**EXERCISE DESCRIPTION**
Filter this material down to the lines that hold "color", copying each one.

**EXERCISE MATERIAL**
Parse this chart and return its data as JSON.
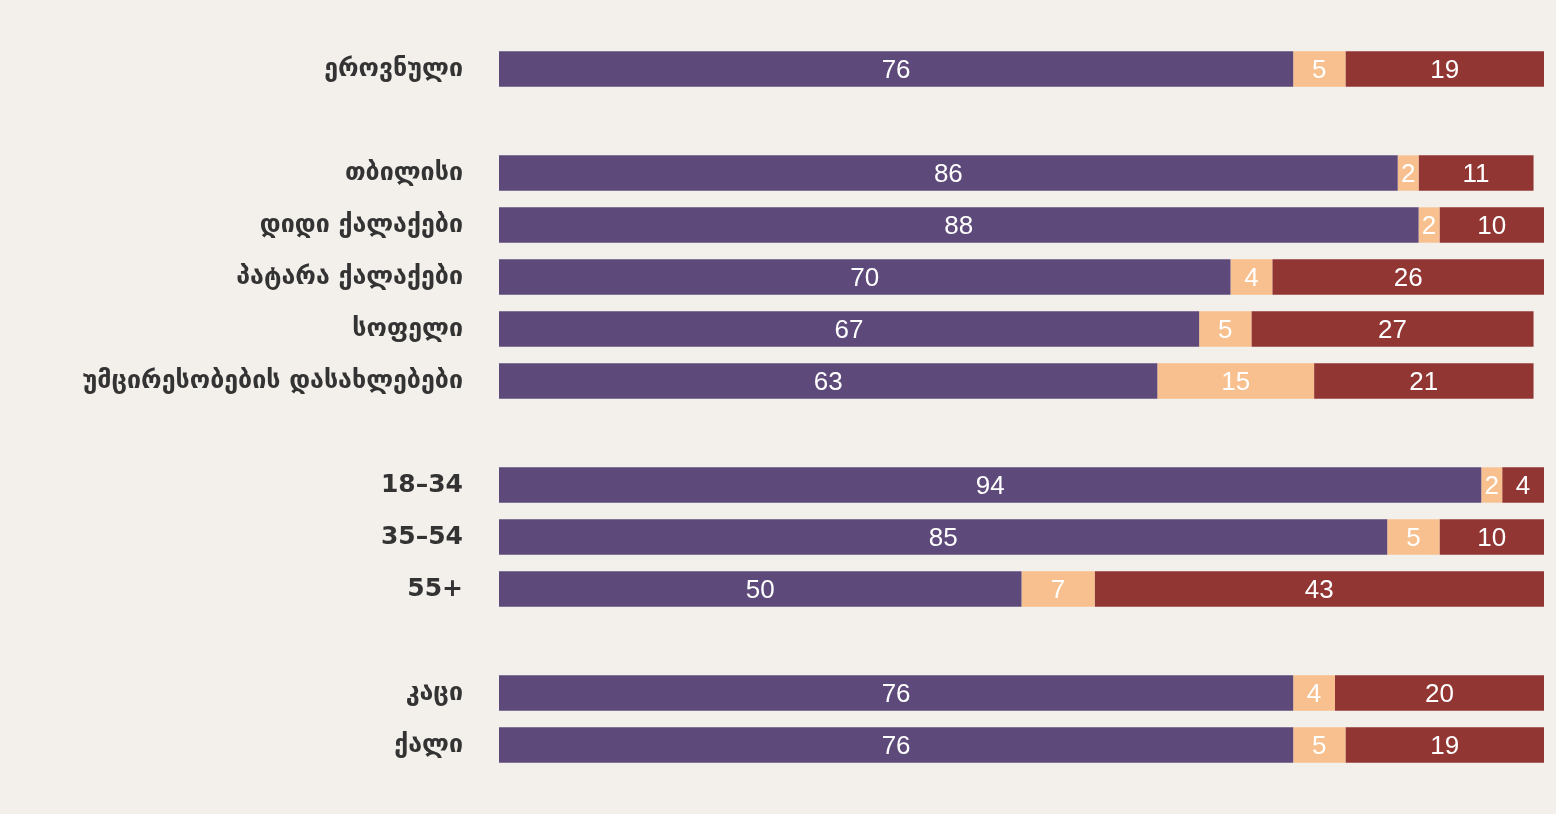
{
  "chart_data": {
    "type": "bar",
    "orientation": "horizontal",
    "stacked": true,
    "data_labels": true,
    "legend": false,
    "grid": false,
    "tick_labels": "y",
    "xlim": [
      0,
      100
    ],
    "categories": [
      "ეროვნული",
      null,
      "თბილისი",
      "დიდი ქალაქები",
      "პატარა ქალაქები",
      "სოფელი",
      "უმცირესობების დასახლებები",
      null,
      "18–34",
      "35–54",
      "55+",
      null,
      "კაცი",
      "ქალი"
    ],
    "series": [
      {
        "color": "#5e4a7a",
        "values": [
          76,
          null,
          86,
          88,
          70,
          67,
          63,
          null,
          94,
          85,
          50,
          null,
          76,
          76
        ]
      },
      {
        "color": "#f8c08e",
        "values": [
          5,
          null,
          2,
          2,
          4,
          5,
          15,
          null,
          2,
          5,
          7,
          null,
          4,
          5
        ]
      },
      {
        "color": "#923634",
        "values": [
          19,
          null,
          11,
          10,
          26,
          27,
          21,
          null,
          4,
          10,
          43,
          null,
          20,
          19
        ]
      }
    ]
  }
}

**RESPONSE**
        "color": "#5e4a7a",
        "color": "#f8c08e",
        "color": "#923634",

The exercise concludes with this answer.